DIRECTION:
Each entry must be reproduced precisely as it stands.
[start of RECORDS FOR THE TASK]
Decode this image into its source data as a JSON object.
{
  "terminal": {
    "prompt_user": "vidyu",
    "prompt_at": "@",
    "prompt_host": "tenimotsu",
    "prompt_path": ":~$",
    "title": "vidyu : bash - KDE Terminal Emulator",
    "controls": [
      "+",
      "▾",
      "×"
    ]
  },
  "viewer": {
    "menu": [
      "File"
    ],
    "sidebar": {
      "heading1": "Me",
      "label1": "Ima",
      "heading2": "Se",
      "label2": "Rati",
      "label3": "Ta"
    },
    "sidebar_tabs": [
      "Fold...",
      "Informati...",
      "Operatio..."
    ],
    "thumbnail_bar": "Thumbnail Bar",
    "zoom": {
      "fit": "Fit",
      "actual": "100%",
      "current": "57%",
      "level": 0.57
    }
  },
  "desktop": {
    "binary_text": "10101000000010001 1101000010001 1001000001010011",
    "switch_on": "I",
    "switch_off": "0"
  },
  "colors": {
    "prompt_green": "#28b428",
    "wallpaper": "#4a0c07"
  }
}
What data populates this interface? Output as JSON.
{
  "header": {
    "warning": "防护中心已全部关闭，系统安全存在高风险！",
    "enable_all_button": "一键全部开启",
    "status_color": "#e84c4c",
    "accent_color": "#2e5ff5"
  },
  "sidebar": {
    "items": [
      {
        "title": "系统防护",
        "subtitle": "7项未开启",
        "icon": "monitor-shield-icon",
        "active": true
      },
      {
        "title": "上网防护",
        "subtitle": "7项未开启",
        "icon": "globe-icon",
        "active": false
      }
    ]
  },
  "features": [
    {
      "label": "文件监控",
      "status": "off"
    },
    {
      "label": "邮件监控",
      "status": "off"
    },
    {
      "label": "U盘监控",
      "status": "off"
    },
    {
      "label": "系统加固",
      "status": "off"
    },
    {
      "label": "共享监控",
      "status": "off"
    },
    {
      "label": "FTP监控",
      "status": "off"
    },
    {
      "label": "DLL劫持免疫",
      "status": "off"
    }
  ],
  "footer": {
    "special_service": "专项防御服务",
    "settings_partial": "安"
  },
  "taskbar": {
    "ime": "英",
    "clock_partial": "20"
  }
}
[end of RECORDS FOR THE TASK]
REPLY TO THE EXERCISE:
Decode this image into its source data as a JSON object.
{
  "terminal": {
    "prompt_user": "vidyu",
    "prompt_at": "@",
    "prompt_host": "tenimotsu",
    "prompt_path": ":~$",
    "title": "vidyu : bash - KDE Terminal Emulator",
    "controls": [
      "+",
      "▾",
      "×"
    ]
  },
  "viewer": {
    "menu": [
      "File"
    ],
    "sidebar": {
      "heading1": "Me",
      "label1": "Ima",
      "heading2": "Se",
      "label2": "Rati",
      "label3": "Ta"
    },
    "sidebar_tabs": [
      "Fold...",
      "Informati...",
      "Operatio..."
    ],
    "thumbnail_bar": "Thumbnail Bar",
    "zoom": {
      "fit": "Fit",
      "actual": "100%",
      "current": "57%",
      "level": 0.57
    }
  },
  "desktop": {
    "binary_text": "10101000000010001 1101000010001 1001000001010011",
    "switch_on": "I",
    "switch_off": "0"
  },
  "colors": {
    "prompt_green": "#28b428",
    "wallpaper": "#4a0c07"
  }
}
What data populates this interface? Output as JSON.
{
  "header": {
    "warning": "防护中心已全部关闭，系统安全存在高风险！",
    "enable_all_button": "一键全部开启",
    "status_color": "#e84c4c",
    "accent_color": "#2e5ff5"
  },
  "sidebar": {
    "items": [
      {
        "title": "系统防护",
        "subtitle": "7项未开启",
        "icon": "monitor-shield-icon",
        "active": true
      },
      {
        "title": "上网防护",
        "subtitle": "7项未开启",
        "icon": "globe-icon",
        "active": false
      }
    ]
  },
  "features": [
    {
      "label": "文件监控",
      "status": "off"
    },
    {
      "label": "邮件监控",
      "status": "off"
    },
    {
      "label": "U盘监控",
      "status": "off"
    },
    {
      "label": "系统加固",
      "status": "off"
    },
    {
      "label": "共享监控",
      "status": "off"
    },
    {
      "label": "FTP监控",
      "status": "off"
    },
    {
      "label": "DLL劫持免疫",
      "status": "off"
    }
  ],
  "footer": {
    "special_service": "专项防御服务",
    "settings_partial": "安"
  },
  "taskbar": {
    "ime": "英",
    "clock_partial": "20"
  }
}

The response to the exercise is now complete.